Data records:
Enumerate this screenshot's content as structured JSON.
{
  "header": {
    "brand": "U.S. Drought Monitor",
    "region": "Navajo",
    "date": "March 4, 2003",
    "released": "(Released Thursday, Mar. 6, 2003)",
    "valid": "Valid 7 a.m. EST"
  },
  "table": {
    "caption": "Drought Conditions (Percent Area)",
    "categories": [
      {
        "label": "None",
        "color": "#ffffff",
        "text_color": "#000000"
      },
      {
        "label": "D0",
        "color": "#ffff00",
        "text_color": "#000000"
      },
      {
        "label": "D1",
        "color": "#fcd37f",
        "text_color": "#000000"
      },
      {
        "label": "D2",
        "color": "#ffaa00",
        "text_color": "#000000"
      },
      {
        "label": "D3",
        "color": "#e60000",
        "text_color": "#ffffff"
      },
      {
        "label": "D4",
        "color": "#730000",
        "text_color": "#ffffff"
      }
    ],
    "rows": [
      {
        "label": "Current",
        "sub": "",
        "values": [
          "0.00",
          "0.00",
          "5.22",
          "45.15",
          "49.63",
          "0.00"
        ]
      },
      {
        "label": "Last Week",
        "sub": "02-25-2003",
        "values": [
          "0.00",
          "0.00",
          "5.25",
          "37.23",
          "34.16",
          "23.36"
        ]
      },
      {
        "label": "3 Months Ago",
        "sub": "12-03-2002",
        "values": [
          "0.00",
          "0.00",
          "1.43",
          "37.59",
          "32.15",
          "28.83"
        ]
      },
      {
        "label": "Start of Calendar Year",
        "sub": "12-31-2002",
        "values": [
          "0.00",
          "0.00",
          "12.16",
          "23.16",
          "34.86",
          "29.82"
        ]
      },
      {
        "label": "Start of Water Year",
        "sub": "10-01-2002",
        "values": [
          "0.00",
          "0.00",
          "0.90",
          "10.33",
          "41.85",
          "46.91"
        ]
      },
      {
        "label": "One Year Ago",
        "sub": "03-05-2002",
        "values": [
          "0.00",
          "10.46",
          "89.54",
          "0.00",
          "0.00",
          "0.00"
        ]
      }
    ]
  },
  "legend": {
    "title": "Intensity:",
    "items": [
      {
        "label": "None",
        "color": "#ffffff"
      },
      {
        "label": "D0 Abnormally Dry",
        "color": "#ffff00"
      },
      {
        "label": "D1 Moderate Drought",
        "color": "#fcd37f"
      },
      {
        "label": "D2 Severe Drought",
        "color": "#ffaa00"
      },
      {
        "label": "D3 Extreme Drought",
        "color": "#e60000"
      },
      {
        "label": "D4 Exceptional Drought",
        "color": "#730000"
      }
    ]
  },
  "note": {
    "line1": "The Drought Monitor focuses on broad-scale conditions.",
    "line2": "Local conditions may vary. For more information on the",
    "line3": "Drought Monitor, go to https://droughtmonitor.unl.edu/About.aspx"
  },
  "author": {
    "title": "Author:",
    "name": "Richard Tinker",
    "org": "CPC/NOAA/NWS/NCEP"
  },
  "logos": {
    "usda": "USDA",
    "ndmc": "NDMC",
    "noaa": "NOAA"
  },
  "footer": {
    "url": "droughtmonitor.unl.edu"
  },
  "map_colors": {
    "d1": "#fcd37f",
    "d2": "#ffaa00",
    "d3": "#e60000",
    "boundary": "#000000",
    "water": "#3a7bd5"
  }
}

> _Work required_
Repeat the entries above exactly, leaving nothing out.

> _Answer to this problem_
Enumerate this screenshot's content as structured JSON.
{
  "header": {
    "brand": "U.S. Drought Monitor",
    "region": "Navajo",
    "date": "March 4, 2003",
    "released": "(Released Thursday, Mar. 6, 2003)",
    "valid": "Valid 7 a.m. EST"
  },
  "table": {
    "caption": "Drought Conditions (Percent Area)",
    "categories": [
      {
        "label": "None",
        "color": "#ffffff",
        "text_color": "#000000"
      },
      {
        "label": "D0",
        "color": "#ffff00",
        "text_color": "#000000"
      },
      {
        "label": "D1",
        "color": "#fcd37f",
        "text_color": "#000000"
      },
      {
        "label": "D2",
        "color": "#ffaa00",
        "text_color": "#000000"
      },
      {
        "label": "D3",
        "color": "#e60000",
        "text_color": "#ffffff"
      },
      {
        "label": "D4",
        "color": "#730000",
        "text_color": "#ffffff"
      }
    ],
    "rows": [
      {
        "label": "Current",
        "sub": "",
        "values": [
          "0.00",
          "0.00",
          "5.22",
          "45.15",
          "49.63",
          "0.00"
        ]
      },
      {
        "label": "Last Week",
        "sub": "02-25-2003",
        "values": [
          "0.00",
          "0.00",
          "5.25",
          "37.23",
          "34.16",
          "23.36"
        ]
      },
      {
        "label": "3 Months Ago",
        "sub": "12-03-2002",
        "values": [
          "0.00",
          "0.00",
          "1.43",
          "37.59",
          "32.15",
          "28.83"
        ]
      },
      {
        "label": "Start of Calendar Year",
        "sub": "12-31-2002",
        "values": [
          "0.00",
          "0.00",
          "12.16",
          "23.16",
          "34.86",
          "29.82"
        ]
      },
      {
        "label": "Start of Water Year",
        "sub": "10-01-2002",
        "values": [
          "0.00",
          "0.00",
          "0.90",
          "10.33",
          "41.85",
          "46.91"
        ]
      },
      {
        "label": "One Year Ago",
        "sub": "03-05-2002",
        "values": [
          "0.00",
          "10.46",
          "89.54",
          "0.00",
          "0.00",
          "0.00"
        ]
      }
    ]
  },
  "legend": {
    "title": "Intensity:",
    "items": [
      {
        "label": "None",
        "color": "#ffffff"
      },
      {
        "label": "D0 Abnormally Dry",
        "color": "#ffff00"
      },
      {
        "label": "D1 Moderate Drought",
        "color": "#fcd37f"
      },
      {
        "label": "D2 Severe Drought",
        "color": "#ffaa00"
      },
      {
        "label": "D3 Extreme Drought",
        "color": "#e60000"
      },
      {
        "label": "D4 Exceptional Drought",
        "color": "#730000"
      }
    ]
  },
  "note": {
    "line1": "The Drought Monitor focuses on broad-scale conditions.",
    "line2": "Local conditions may vary. For more information on the",
    "line3": "Drought Monitor, go to https://droughtmonitor.unl.edu/About.aspx"
  },
  "author": {
    "title": "Author:",
    "name": "Richard Tinker",
    "org": "CPC/NOAA/NWS/NCEP"
  },
  "logos": {
    "usda": "USDA",
    "ndmc": "NDMC",
    "noaa": "NOAA"
  },
  "footer": {
    "url": "droughtmonitor.unl.edu"
  },
  "map_colors": {
    "d1": "#fcd37f",
    "d2": "#ffaa00",
    "d3": "#e60000",
    "boundary": "#000000",
    "water": "#3a7bd5"
  }
}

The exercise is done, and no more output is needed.